**EXTRACTED INFORMATION**
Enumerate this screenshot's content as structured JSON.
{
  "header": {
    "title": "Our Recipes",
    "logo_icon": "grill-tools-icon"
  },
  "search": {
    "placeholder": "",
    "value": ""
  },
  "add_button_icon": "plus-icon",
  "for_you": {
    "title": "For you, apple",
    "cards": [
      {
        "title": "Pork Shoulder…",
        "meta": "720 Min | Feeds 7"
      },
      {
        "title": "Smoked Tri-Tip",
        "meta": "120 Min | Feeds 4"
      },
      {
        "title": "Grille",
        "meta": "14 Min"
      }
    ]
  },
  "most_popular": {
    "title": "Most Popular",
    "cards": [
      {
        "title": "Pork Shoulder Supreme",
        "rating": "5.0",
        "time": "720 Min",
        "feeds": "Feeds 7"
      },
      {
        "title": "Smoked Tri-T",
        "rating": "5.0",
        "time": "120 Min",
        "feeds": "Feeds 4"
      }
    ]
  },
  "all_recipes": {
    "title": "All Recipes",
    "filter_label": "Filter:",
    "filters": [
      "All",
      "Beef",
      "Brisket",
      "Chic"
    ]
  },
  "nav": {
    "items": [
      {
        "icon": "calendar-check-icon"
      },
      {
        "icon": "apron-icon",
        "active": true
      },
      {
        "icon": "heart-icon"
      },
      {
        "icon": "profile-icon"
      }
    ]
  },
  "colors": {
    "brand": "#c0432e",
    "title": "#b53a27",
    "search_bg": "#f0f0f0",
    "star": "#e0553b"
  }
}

**YOUR OBJECTIVE**
Could you reproduce every record above exactly as it appears?

**TASK OUTPUT**
Enumerate this screenshot's content as structured JSON.
{
  "header": {
    "title": "Our Recipes",
    "logo_icon": "grill-tools-icon"
  },
  "search": {
    "placeholder": "",
    "value": ""
  },
  "add_button_icon": "plus-icon",
  "for_you": {
    "title": "For you, apple",
    "cards": [
      {
        "title": "Pork Shoulder…",
        "meta": "720 Min | Feeds 7"
      },
      {
        "title": "Smoked Tri-Tip",
        "meta": "120 Min | Feeds 4"
      },
      {
        "title": "Grille",
        "meta": "14 Min"
      }
    ]
  },
  "most_popular": {
    "title": "Most Popular",
    "cards": [
      {
        "title": "Pork Shoulder Supreme",
        "rating": "5.0",
        "time": "720 Min",
        "feeds": "Feeds 7"
      },
      {
        "title": "Smoked Tri-T",
        "rating": "5.0",
        "time": "120 Min",
        "feeds": "Feeds 4"
      }
    ]
  },
  "all_recipes": {
    "title": "All Recipes",
    "filter_label": "Filter:",
    "filters": [
      "All",
      "Beef",
      "Brisket",
      "Chic"
    ]
  },
  "nav": {
    "items": [
      {
        "icon": "calendar-check-icon"
      },
      {
        "icon": "apron-icon",
        "active": true
      },
      {
        "icon": "heart-icon"
      },
      {
        "icon": "profile-icon"
      }
    ]
  },
  "colors": {
    "brand": "#c0432e",
    "title": "#b53a27",
    "search_bg": "#f0f0f0",
    "star": "#e0553b"
  }
}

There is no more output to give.